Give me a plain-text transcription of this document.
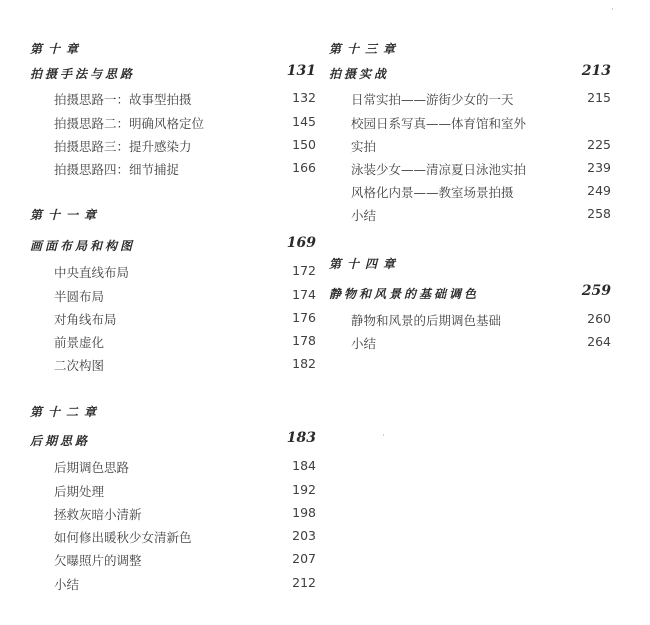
第十章
拍摄手法与思路	131
拍摄思路一：故事型拍摄	132
拍摄思路二：明确风格定位	145
拍摄思路三：提升感染力	150
拍摄思路四：细节捕捉	166
第十一章
画面布局和构图	169
中央直线布局	172
半圆布局	174
对角线布局	176
前景虚化	178
二次构图	182
第十二章
后期思路	183
后期调色思路	184
后期处理	192
拯救灰暗小清新	198
如何修出暖秋少女清新色	203
欠曝照片的调整	207
小结	212
第十三章
拍摄实战	213
日常实拍——游街少女的一天	215
校园日系写真——体育馆和室外
实拍	225
泳装少女——清凉夏日泳池实拍	239
风格化内景——教室场景拍摄	249
小结	258
第十四章
静物和风景的基础调色	259
静物和风景的后期调色基础	260
小结	264
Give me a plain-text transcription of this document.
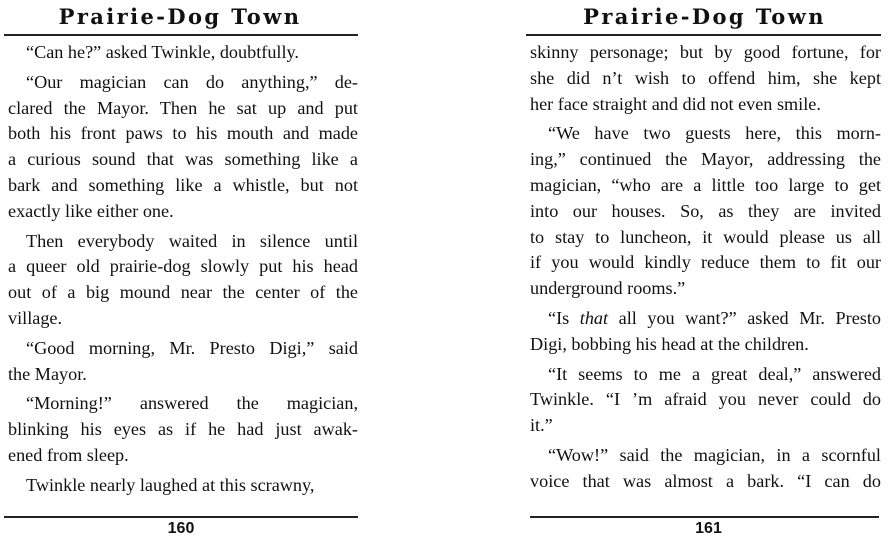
Prairie-Dog Town

“Can he?” asked Twinkle, doubtfully.

“Our magician can do anything,” de-
clared the Mayor. Then he sat up and put
both his front paws to his mouth and made
a curious sound that was something like a
bark and something like a whistle, but not
exactly like either one.

Then everybody waited in silence until
a queer old prairie-dog slowly put his head
out of a big mound near the center of the
village.

“Good morning, Mr. Presto Digi,” said
the Mayor.

“Morning!” answered the magician,
blinking his eyes as if he had just awak-
ened from sleep.

Twinkle nearly laughed at this scrawny,

160
Prairie-Dog Town

skinny personage; but by good fortune, for
she did n’t wish to offend him, she kept
her face straight and did not even smile.

“We have two guests here, this morn-
ing,” continued the Mayor, addressing the
magician, “who are a little too large to get
into our houses. So, as they are invited
to stay to luncheon, it would please us all
if you would kindly reduce them to fit our
underground rooms.”

“Is that all you want?” asked Mr. Presto
Digi, bobbing his head at the children.

“It seems to me a great deal,” answered
Twinkle. “I ’m afraid you never could do
it.”

“Wow!” said the magician, in a scornful
voice that was almost a bark. “I can do

161
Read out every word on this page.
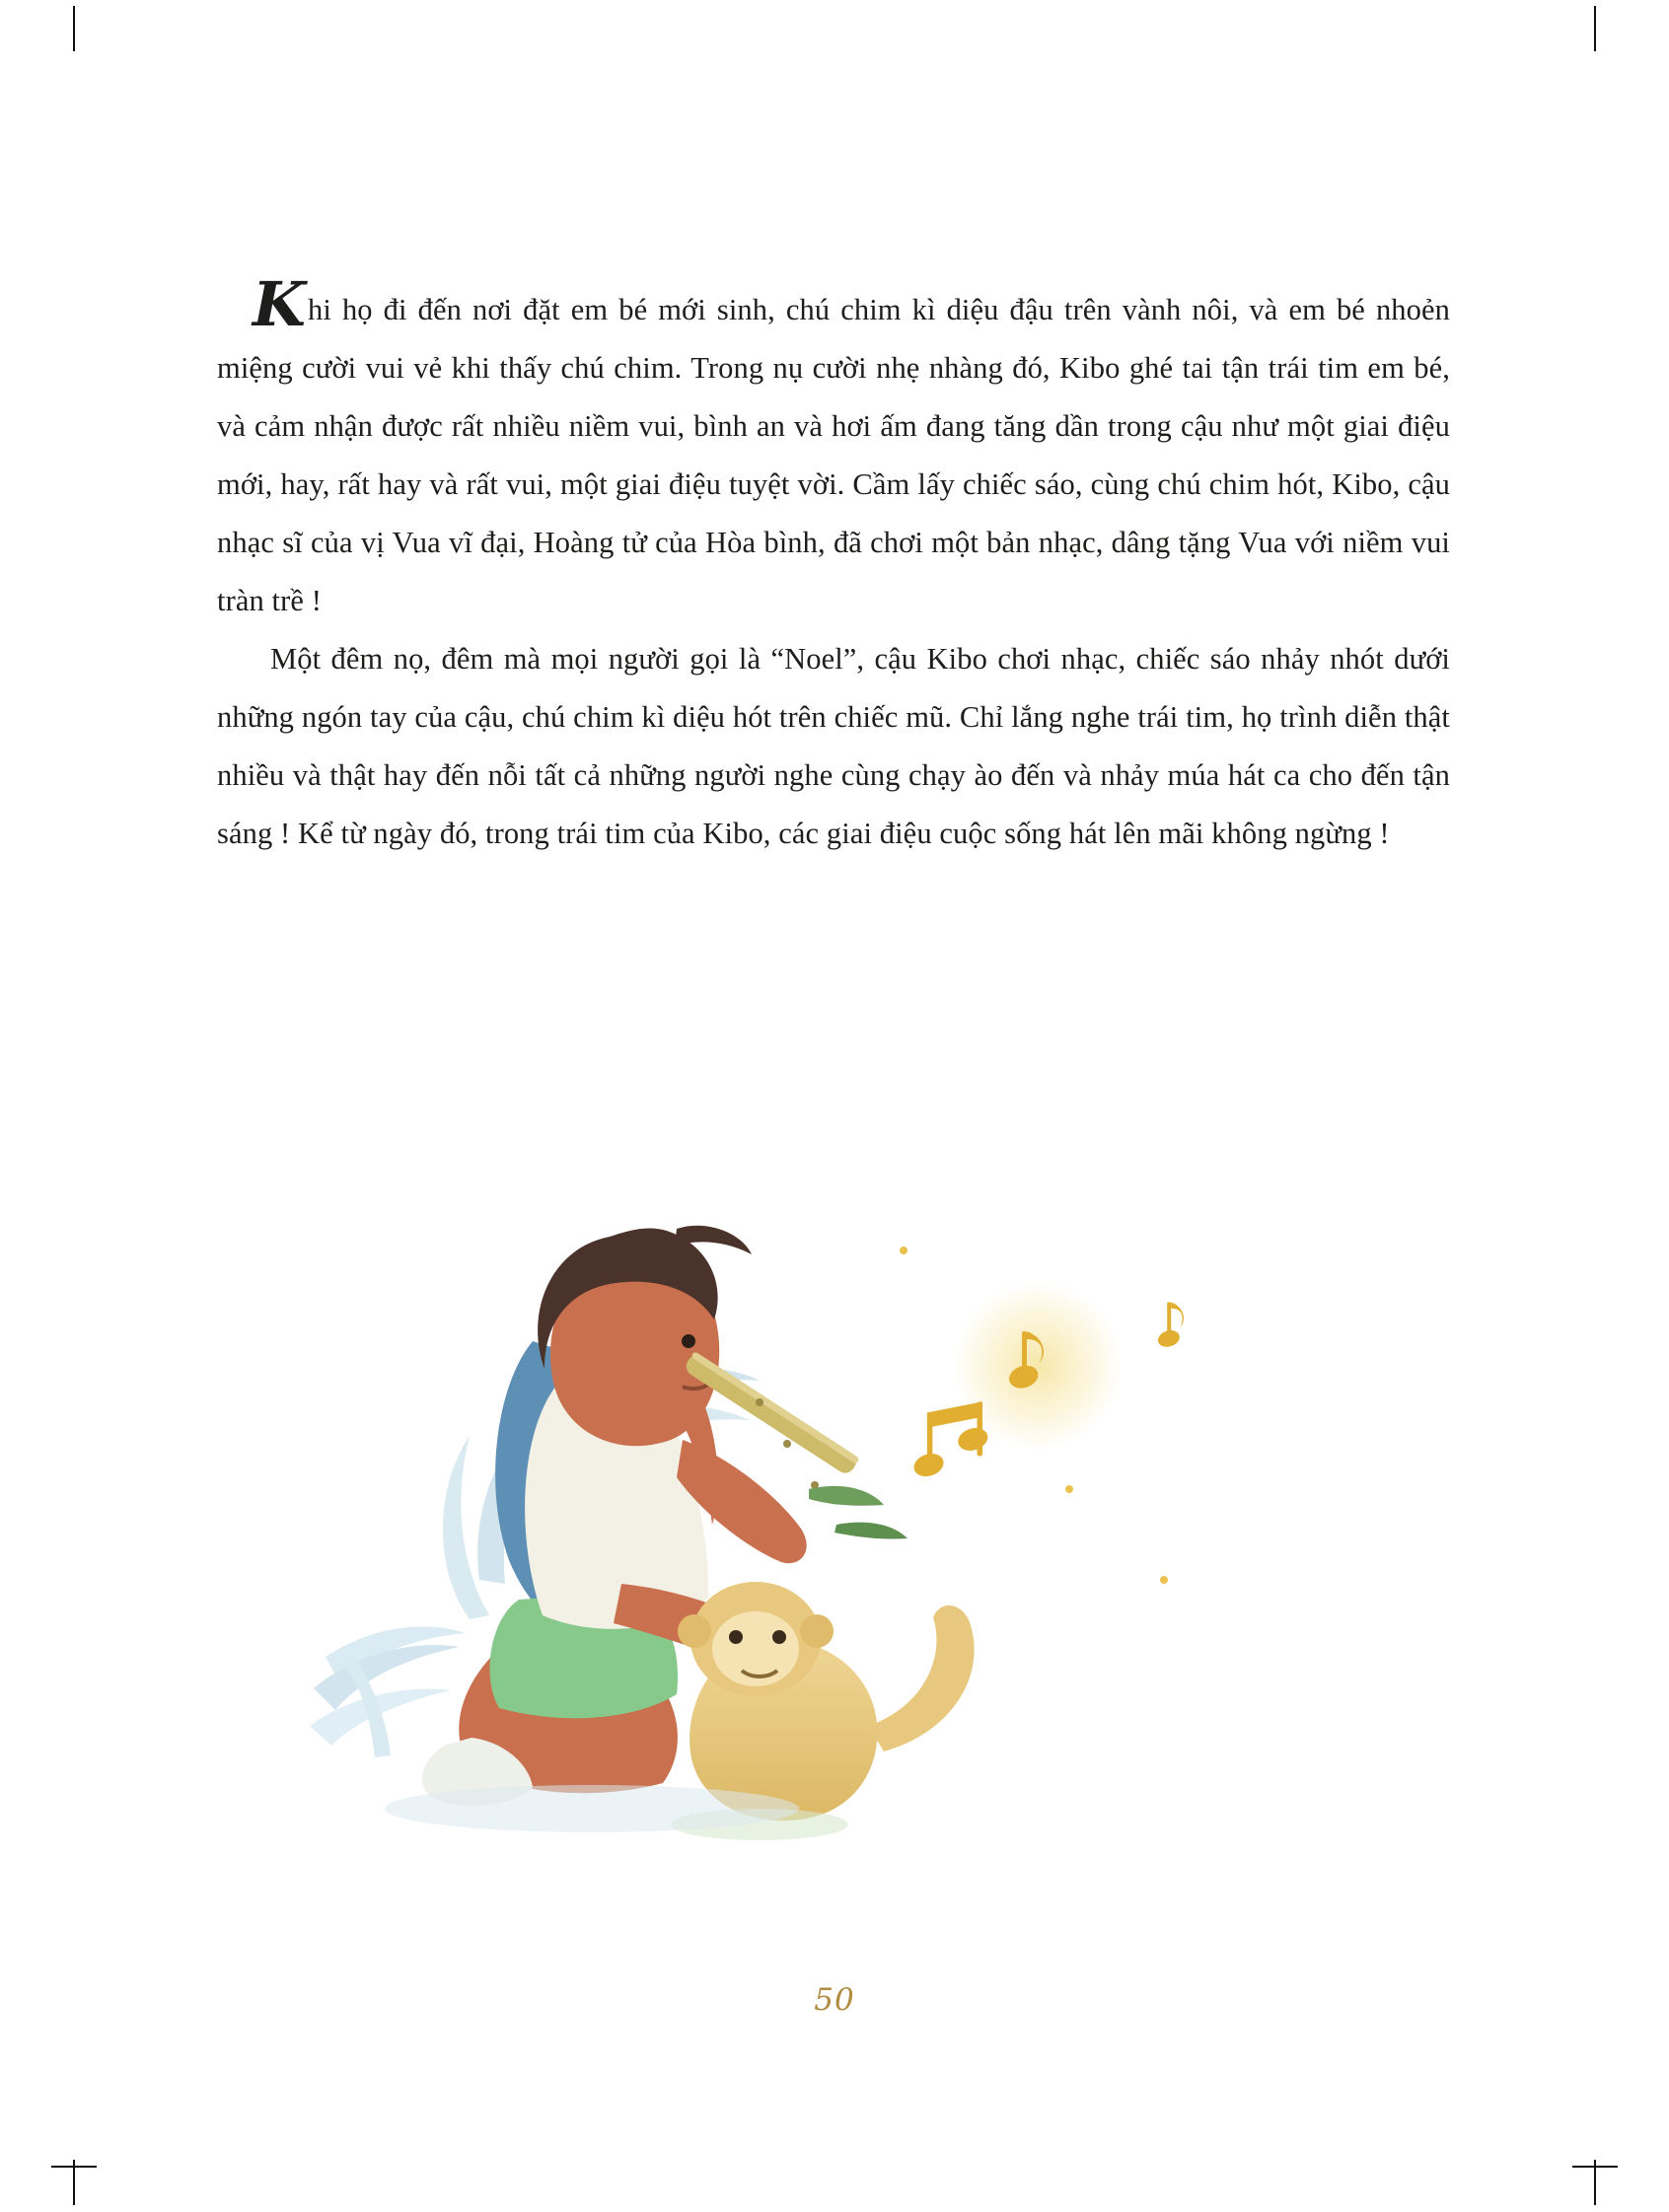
Khi họ đi đến nơi đặt em bé mới sinh, chú chim kì diệu đậu trên vành nôi, và em bé nhoẻn miệng cười vui vẻ khi thấy chú chim. Trong nụ cười nhẹ nhàng đó, Kibo ghé tai tận trái tim em bé, và cảm nhận được rất nhiều niềm vui, bình an và hơi ấm đang tăng dần trong cậu như một giai điệu mới, hay, rất hay và rất vui, một giai điệu tuyệt vời. Cầm lấy chiếc sáo, cùng chú chim hót, Kibo, cậu nhạc sĩ của vị Vua vĩ đại, Hoàng tử của Hòa bình, đã chơi một bản nhạc, dâng tặng Vua với niềm vui tràn trề !

Một đêm nọ, đêm mà mọi người gọi là “Noel”, cậu Kibo chơi nhạc, chiếc sáo nhảy nhót dưới những ngón tay của cậu, chú chim kì diệu hót trên chiếc mũ. Chỉ lắng nghe trái tim, họ trình diễn thật nhiều và thật hay đến nỗi tất cả những người nghe cùng chạy ào đến và nhảy múa hát ca cho đến tận sáng ! Kể từ ngày đó, trong trái tim của Kibo, các giai điệu cuộc sống hát lên mãi không ngừng !

50
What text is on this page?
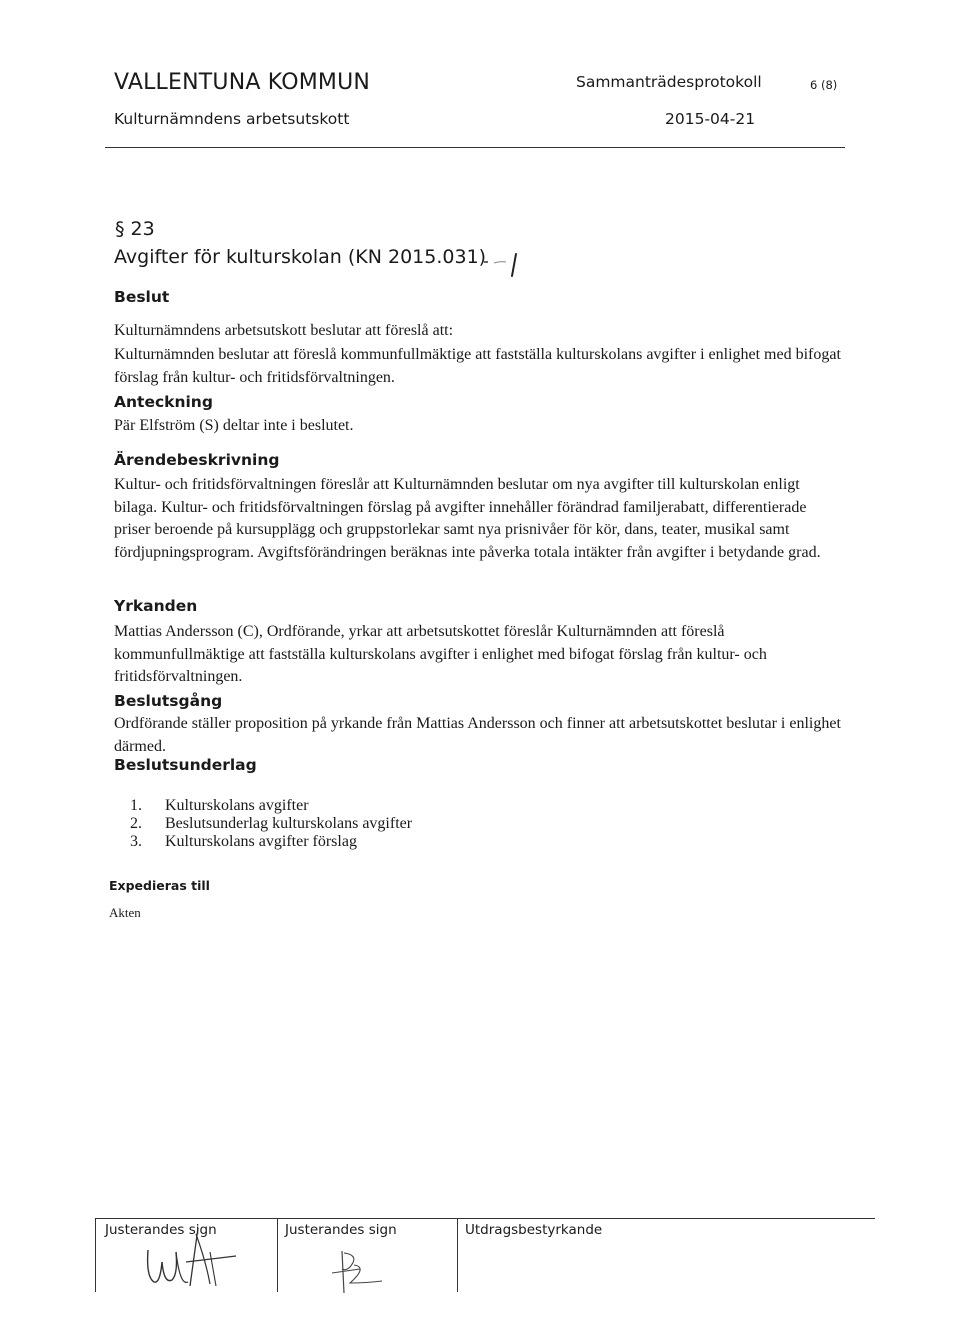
VALLENTUNA KOMMUN	Sammanträdesprotokoll	6 (8)
Kulturnämndens arbetsutskott	2015-04-21
§ 23
Avgifter för kulturskolan (KN 2015.031)
Beslut

Kulturnämndens arbetsutskott beslutar att föreslå att:

Kulturnämnden beslutar att föreslå kommunfullmäktige att fastställa kulturskolans avgifter i enlighet med bifogat förslag från kultur- och fritidsförvaltningen.

Anteckning

Pär Elfström (S) deltar inte i beslutet.

Ärendebeskrivning

Kultur- och fritidsförvaltningen föreslår att Kulturnämnden beslutar om nya avgifter till kulturskolan enligt bilaga. Kultur- och fritidsförvaltningen förslag på avgifter innehåller förändrad familjerabatt, differentierade priser beroende på kursupplägg och gruppstorlekar samt nya prisnivåer för kör, dans, teater, musikal samt fördjupningsprogram. Avgiftsförändringen beräknas inte påverka totala intäkter från avgifter i betydande grad.

Yrkanden

Mattias Andersson (C), Ordförande, yrkar att arbetsutskottet föreslår Kulturnämnden att föreslå kommunfullmäktige att fastställa kulturskolans avgifter i enlighet med bifogat förslag från kultur- och fritidsförvaltningen.

Beslutsgång

Ordförande ställer proposition på yrkande från Mattias Andersson och finner att arbetsutskottet beslutar i enlighet därmed.

Beslutsunderlag
1.	Kulturskolans avgifter
2.	Beslutsunderlag kulturskolans avgifter
3.	Kulturskolans avgifter förslag
Expedieras till
Akten
Justerandes sign	Justerandes sign	Utdragsbestyrkande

★ ★ ★

TASK GOAL
Go through the records and pull out each line that includes the word "Ordförande".

FULL SOLUTION
Mattias Andersson (C), Ordförande, yrkar att arbetsutskottet föreslår Kulturnämnden att föreslå kommunfullmäktige att fastställa kulturskolans avgifter i enlighet med bifogat förslag från kultur- och fritidsförvaltningen.
Ordförande ställer proposition på yrkande från Mattias Andersson och finner att arbetsutskottet beslutar i enlighet därmed.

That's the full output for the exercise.